なお、これらのフィルムのスペースファクタは9〜18%で問題はない。
【0095】
[比較例1]
スルホン酸4級ホスホニウム塩を使用せず、かつ押出機のフィルターに平均目開き60μmの焼結金属フィルターを使用する以外は実施例1と同様にして厚み2.2μmの二軸配向ポリエチレン−2,6−ナフタレンジカルボキシレートフィルムを得た。このフィルムの特性を表1に示す。製膜性が不満足であり、フライスペックが多かった。
【0096】
[比較例2]
スルホン酸4級ホスホニウム塩の量を50mmol%とする以外は実施例1と同様にして厚み2.2μmの二軸配向ポリエチレン−2,6−ナフタレンジカルボキシレートフィルムを得た。このフィルムの特性を表1に示す。製膜性は良好であったが、交流体積抵抗率が低く、コンデンサの絶縁特性が不満足であった。
【0097】
[比較例3]
縦方向の延伸倍率を2.3倍、横方向の延伸倍率を2.7倍として延伸する以外は実施例1と同様にして厚み2.2μmの二軸配向ポリエチレン−2,6−ナフタレンジカルボキシレートフィルムを得た。このフィルムの特性を表1に示す。フィルム厚みのバラツキが大きいため、絶縁破壊電圧のバラツキが非常に大きく、極端に絶縁特性の悪いものが発生するうえ、フィルムの巻き姿が非常に悪く、製品として不合格であった。

» **データ抜粋**

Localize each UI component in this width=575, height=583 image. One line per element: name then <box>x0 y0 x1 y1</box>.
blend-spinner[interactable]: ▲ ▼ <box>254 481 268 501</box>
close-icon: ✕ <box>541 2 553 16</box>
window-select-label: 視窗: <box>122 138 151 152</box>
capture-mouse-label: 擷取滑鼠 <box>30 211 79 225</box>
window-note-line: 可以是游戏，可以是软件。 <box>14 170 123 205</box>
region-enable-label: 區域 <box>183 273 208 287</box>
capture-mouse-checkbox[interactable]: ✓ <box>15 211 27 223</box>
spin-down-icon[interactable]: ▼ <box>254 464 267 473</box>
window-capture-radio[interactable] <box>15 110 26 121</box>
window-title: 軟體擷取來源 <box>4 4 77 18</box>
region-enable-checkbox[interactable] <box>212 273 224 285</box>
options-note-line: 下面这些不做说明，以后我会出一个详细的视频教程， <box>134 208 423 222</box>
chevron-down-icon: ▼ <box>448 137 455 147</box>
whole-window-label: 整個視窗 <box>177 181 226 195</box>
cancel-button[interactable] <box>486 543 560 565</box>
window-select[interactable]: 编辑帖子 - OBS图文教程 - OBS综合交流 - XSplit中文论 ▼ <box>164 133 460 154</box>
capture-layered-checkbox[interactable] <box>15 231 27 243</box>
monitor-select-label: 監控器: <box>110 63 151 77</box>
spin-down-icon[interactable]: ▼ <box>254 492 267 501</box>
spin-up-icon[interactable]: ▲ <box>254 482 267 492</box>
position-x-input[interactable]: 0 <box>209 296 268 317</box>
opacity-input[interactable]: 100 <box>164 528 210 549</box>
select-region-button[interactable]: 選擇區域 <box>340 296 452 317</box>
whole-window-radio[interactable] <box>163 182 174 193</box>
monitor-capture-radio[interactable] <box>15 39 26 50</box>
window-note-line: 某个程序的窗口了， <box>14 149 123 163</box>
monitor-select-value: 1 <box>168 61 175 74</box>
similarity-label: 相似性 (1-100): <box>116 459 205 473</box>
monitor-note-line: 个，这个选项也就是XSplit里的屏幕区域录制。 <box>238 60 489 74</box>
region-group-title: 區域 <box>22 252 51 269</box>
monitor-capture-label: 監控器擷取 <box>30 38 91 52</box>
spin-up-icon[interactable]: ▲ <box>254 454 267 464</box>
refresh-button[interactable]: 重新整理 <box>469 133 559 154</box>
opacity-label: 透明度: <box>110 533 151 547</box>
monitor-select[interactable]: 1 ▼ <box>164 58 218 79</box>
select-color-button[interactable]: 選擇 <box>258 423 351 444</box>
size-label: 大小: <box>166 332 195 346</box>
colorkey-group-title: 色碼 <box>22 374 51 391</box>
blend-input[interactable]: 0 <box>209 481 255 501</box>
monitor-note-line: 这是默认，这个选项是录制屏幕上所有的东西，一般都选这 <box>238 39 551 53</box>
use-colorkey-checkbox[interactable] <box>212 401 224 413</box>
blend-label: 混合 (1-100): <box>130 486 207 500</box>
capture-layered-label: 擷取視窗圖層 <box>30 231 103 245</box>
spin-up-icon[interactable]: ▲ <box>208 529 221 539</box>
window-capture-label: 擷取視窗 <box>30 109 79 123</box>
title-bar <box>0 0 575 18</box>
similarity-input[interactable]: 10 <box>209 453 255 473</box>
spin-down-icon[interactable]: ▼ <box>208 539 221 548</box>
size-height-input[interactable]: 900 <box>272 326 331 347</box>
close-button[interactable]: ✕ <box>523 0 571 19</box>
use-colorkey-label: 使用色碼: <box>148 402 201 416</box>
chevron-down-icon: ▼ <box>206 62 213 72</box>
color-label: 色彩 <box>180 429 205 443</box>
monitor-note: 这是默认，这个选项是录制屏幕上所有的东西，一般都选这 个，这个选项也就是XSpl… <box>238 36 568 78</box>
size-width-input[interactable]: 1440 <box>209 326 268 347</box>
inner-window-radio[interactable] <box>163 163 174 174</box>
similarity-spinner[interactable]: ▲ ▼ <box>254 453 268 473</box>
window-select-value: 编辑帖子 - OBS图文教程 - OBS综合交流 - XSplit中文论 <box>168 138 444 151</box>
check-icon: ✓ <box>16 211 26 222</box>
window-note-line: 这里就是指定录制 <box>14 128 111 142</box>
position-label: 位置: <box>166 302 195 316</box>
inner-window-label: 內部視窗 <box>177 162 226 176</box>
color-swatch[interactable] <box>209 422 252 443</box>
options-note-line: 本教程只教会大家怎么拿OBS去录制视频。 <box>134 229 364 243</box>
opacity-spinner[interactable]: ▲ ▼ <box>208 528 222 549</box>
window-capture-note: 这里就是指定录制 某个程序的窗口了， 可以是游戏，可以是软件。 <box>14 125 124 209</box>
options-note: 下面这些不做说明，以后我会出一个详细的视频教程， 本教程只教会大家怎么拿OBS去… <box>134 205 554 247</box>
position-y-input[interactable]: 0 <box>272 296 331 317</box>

» **取り組む課題**
1 > 比較例の記述によると、比較例3で絶縁破壊電圧のバラツキが非常に大きくなったのはなぜですか。1〜3文で説明してください。
2 > 比較例の記述のうち、「なお、これらのフィルムのスペースファクタは9〜18%で問題はない。」から「の絶縁特性が不満足であった。」までの部分を一字一句そのまま書き写して返してください。
記録は本文とは別の資料です。

» **この演習の解答**
1 > フィルム厚みのバラツキが大きかったためです。その結果、絶縁破壊電圧のバラツキが非常に大きくなり、極端に絶縁特性の悪いものも発生しました。

2 >
なお、これらのフィルムのスペースファクタは9〜18%で問題はない。
【0095】
[比較例1]
スルホン酸4級ホスホニウム塩を使用せず、かつ押出機のフィルターに平均目開き60μmの焼結金属フィルターを使用する以外は実施例1と同様にして厚み2.2μmの二軸配向ポリエチレン−2,6−ナフタレンジカルボキシレートフィルムを得た。このフィルムの特性を表1に示す。製膜性が不満足であり、フライスペックが多かった。
【0096】
[比較例2]
スルホン酸4級ホスホニウム塩の量を50mmol%とする以外は実施例1と同様にして厚み2.2μmの二軸配向ポリエチレン−2,6−ナフタレンジカルボキシレートフィルムを得た。このフィルムの特性を表1に示す。製膜性は良好であったが、交流体積抵抗率が低く、コンデンサの絶縁特性が不満足であった。